**Consigne A**
Traduisez en anglais cette phrase de la décision de justice : « La société BNP Paribas a demandé au Tribunal administratif de Paris de prononcer la restitution partielle des cotisations d'impôt sur les sociétés qu'elle a acquittées au titre des exercices clos de 1999 à 2003. »

───── Texte source

CAA de PARIS, 5ème chambre, 21/11/2019, 19PA00737, Inédit au recueil Lebon

Presiding JudgeM. FORMERY
Judgement Number19PA00737
Record NumberCETATEXT000039710043
Date21 novembre 2019
CounselCMS BUREAU FRANCIS LEFEBVRE
CourtCour administrative d'appel de Paris (Cours Administrative d'Appel de France)
Vu la procédure suivante :

Procédure contentieuse antérieure :

La société BNP Paribas a demandé au Tribunal administratif de Paris de prononcer la restitution partielle des cotisations d'impôt sur les sociétés qu'elle a acquittées au titre des exercices clos de 1999 à 2003.

Par une ordonnance n° 0803463 en date du 4 octobre 2013, le président de la 2ème chambre de la 1ère section du Tribunal administratif de Paris a rejeté sa demande.

──────────
───── Données fournies

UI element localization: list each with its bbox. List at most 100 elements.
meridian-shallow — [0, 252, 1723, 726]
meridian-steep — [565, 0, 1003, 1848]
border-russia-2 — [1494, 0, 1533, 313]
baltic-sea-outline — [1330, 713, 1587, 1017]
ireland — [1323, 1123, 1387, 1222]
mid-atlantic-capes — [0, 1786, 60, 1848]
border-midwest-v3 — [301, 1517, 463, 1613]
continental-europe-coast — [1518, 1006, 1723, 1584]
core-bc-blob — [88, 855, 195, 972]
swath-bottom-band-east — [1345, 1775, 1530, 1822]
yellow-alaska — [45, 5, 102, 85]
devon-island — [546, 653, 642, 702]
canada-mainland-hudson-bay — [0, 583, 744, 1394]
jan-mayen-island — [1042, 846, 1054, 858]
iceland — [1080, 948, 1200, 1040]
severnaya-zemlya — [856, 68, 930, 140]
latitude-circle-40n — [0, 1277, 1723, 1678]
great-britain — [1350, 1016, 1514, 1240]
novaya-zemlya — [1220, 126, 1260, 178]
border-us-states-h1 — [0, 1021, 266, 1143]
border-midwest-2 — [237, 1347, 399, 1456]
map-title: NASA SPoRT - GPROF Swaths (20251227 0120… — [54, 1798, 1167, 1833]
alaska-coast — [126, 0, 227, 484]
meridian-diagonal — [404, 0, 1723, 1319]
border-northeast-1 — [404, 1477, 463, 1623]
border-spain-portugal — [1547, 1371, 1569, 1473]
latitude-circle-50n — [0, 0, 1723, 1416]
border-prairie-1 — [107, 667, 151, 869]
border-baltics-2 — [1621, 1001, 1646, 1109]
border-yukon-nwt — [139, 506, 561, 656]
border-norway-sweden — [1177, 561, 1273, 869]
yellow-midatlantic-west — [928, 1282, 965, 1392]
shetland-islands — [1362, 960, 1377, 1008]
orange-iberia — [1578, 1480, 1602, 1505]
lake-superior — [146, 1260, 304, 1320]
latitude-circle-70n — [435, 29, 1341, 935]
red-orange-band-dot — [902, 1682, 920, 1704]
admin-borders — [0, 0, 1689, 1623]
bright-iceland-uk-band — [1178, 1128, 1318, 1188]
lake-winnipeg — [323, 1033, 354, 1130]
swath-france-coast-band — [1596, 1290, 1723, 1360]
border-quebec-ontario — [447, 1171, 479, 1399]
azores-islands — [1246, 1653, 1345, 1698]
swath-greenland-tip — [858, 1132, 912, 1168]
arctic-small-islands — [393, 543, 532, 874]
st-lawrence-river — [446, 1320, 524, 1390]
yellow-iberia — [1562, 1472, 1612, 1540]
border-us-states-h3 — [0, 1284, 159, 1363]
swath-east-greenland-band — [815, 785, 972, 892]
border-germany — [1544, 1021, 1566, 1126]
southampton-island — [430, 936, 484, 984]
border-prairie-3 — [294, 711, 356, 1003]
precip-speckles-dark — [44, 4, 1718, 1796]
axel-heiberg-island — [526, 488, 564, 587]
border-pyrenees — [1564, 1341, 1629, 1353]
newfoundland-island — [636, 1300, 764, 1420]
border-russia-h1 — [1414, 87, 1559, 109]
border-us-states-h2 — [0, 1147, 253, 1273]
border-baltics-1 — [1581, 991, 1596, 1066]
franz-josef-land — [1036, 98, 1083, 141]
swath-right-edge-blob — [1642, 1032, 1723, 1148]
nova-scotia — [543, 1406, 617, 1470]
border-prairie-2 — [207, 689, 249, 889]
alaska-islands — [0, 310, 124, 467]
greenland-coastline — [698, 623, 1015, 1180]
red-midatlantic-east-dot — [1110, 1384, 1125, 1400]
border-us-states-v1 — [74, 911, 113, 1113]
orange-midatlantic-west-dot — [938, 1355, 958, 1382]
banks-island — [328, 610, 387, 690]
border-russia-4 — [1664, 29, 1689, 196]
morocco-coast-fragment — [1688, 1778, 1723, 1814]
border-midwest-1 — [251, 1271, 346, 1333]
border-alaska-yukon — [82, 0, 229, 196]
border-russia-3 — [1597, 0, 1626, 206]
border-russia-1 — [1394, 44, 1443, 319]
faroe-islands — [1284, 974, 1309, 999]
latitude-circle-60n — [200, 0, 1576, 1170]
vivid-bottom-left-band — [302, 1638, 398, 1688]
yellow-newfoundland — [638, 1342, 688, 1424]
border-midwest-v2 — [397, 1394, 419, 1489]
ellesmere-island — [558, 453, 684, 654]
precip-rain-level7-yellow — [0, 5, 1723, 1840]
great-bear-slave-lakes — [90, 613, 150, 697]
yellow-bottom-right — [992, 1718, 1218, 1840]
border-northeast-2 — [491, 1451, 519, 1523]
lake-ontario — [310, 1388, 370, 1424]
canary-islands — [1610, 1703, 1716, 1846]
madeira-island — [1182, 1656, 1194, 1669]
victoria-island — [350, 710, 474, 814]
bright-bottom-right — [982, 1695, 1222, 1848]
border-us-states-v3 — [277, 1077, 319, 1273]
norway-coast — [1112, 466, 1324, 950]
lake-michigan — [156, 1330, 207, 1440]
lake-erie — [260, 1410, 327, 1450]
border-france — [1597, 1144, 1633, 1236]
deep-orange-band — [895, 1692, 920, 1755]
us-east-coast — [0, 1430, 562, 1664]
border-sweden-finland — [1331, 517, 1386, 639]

──────────

**Consigne B**
Reproduisez tels quels les enregistrements, de leur première ligne jusqu'à la ligne contenant « great-britain — [1350, 1016, 1514, 1240] », celle-ci incluse.

**Résultat attendu A**
BNP Paribas asked the Administrative Court of Paris to order the partial refund of the corporate income tax payments it made for the financial years ended from 1999 to 2003.

**Résultat attendu B**
UI element localization: list each with its bbox. List at most 100 elements.
meridian-shallow — [0, 252, 1723, 726]
meridian-steep — [565, 0, 1003, 1848]
border-russia-2 — [1494, 0, 1533, 313]
baltic-sea-outline — [1330, 713, 1587, 1017]
ireland — [1323, 1123, 1387, 1222]
mid-atlantic-capes — [0, 1786, 60, 1848]
border-midwest-v3 — [301, 1517, 463, 1613]
continental-europe-coast — [1518, 1006, 1723, 1584]
core-bc-blob — [88, 855, 195, 972]
swath-bottom-band-east — [1345, 1775, 1530, 1822]
yellow-alaska — [45, 5, 102, 85]
devon-island — [546, 653, 642, 702]
canada-mainland-hudson-bay — [0, 583, 744, 1394]
jan-mayen-island — [1042, 846, 1054, 858]
iceland — [1080, 948, 1200, 1040]
severnaya-zemlya — [856, 68, 930, 140]
latitude-circle-40n — [0, 1277, 1723, 1678]
great-britain — [1350, 1016, 1514, 1240]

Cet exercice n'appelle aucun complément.